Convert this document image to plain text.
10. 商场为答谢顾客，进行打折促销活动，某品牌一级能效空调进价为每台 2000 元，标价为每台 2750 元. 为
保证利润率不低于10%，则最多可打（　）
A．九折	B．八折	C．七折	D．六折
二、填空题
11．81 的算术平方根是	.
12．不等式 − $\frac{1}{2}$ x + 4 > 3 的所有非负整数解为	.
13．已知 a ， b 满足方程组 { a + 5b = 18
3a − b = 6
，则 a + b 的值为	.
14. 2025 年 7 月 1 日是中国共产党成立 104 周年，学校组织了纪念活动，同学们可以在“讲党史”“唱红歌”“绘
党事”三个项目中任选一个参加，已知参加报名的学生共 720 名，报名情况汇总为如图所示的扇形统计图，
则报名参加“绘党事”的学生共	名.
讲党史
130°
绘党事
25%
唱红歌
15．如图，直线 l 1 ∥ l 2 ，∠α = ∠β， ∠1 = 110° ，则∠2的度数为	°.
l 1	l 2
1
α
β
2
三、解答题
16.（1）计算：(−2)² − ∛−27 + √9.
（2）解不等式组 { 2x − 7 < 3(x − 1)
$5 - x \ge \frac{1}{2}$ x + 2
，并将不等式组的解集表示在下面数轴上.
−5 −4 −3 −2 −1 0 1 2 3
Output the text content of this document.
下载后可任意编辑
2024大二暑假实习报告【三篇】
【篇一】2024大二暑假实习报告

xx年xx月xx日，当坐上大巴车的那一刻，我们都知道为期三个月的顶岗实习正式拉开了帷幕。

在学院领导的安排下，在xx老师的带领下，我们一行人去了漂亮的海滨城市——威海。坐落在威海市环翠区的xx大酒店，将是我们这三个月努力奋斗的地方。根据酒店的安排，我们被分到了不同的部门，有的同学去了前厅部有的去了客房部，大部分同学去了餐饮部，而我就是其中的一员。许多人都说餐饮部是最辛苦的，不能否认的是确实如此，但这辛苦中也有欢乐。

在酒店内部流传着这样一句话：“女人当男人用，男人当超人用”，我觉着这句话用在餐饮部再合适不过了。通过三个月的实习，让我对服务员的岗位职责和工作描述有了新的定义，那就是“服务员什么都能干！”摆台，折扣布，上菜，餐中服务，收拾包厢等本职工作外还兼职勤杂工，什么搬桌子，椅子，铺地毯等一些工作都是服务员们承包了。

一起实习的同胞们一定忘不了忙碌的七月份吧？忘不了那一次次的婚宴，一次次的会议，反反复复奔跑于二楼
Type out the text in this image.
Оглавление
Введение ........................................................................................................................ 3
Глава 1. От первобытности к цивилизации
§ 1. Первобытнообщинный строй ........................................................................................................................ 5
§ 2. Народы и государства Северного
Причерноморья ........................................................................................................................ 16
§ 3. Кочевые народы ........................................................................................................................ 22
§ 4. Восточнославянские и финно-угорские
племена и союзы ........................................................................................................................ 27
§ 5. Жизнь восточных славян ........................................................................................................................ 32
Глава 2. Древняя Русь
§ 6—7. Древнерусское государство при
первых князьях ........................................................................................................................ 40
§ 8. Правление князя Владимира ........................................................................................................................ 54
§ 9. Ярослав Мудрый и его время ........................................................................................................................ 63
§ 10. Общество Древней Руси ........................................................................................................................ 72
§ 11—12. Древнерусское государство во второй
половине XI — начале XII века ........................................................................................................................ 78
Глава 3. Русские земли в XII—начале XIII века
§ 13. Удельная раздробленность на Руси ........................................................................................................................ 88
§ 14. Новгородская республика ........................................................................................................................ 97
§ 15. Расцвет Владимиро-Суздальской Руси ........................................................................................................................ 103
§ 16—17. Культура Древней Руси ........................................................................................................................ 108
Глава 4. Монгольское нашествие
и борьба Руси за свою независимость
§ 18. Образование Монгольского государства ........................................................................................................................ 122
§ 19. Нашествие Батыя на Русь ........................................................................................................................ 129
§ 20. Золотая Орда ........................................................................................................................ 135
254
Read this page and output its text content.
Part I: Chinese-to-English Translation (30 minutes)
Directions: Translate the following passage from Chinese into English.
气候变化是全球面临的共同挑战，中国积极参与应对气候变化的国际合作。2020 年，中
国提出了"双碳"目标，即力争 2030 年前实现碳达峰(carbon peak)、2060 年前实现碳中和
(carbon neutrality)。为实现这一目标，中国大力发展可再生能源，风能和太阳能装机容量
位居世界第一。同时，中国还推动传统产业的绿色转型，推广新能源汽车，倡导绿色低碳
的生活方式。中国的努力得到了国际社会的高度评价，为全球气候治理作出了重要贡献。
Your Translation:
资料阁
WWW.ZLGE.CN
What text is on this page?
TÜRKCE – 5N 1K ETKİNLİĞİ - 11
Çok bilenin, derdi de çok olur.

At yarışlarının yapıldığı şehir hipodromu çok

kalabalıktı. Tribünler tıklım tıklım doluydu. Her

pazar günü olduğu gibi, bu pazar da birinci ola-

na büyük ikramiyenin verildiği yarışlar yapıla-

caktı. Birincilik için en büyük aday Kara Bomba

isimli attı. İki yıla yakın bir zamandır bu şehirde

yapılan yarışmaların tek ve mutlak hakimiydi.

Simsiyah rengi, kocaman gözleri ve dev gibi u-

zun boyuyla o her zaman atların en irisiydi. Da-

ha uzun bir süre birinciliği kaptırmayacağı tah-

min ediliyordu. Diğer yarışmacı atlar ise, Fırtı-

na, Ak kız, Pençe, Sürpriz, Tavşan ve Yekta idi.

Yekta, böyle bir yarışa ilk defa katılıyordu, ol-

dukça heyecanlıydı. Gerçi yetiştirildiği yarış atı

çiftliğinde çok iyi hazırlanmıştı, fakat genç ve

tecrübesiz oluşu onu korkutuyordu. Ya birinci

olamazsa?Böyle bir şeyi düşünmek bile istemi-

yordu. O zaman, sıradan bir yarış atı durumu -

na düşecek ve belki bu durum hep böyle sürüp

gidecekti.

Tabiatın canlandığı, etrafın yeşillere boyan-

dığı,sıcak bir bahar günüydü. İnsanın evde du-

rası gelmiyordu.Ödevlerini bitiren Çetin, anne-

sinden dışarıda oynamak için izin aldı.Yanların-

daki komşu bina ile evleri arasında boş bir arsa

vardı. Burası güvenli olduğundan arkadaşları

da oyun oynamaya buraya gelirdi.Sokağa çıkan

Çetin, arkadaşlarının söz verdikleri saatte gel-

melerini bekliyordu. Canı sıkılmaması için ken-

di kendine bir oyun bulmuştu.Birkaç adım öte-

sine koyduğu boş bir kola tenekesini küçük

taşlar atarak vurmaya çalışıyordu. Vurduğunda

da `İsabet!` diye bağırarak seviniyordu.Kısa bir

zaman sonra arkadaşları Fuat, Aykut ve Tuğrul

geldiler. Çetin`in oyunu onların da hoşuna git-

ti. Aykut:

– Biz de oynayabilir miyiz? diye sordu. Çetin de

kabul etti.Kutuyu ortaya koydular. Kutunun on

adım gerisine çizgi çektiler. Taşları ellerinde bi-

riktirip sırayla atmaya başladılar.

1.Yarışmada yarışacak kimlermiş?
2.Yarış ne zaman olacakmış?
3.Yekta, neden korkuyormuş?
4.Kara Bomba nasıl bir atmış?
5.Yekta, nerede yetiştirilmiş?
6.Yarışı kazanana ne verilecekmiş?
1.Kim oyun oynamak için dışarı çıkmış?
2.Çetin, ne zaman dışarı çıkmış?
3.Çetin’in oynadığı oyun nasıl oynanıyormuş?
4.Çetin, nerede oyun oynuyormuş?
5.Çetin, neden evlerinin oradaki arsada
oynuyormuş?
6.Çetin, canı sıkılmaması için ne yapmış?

# # # #

**GOAL OF THE EXERCISE**
Tally the lines of the preceding listing in which the word "çıkmış" appears; state nothing but the total.

**COMPLETED EXERCISE**
2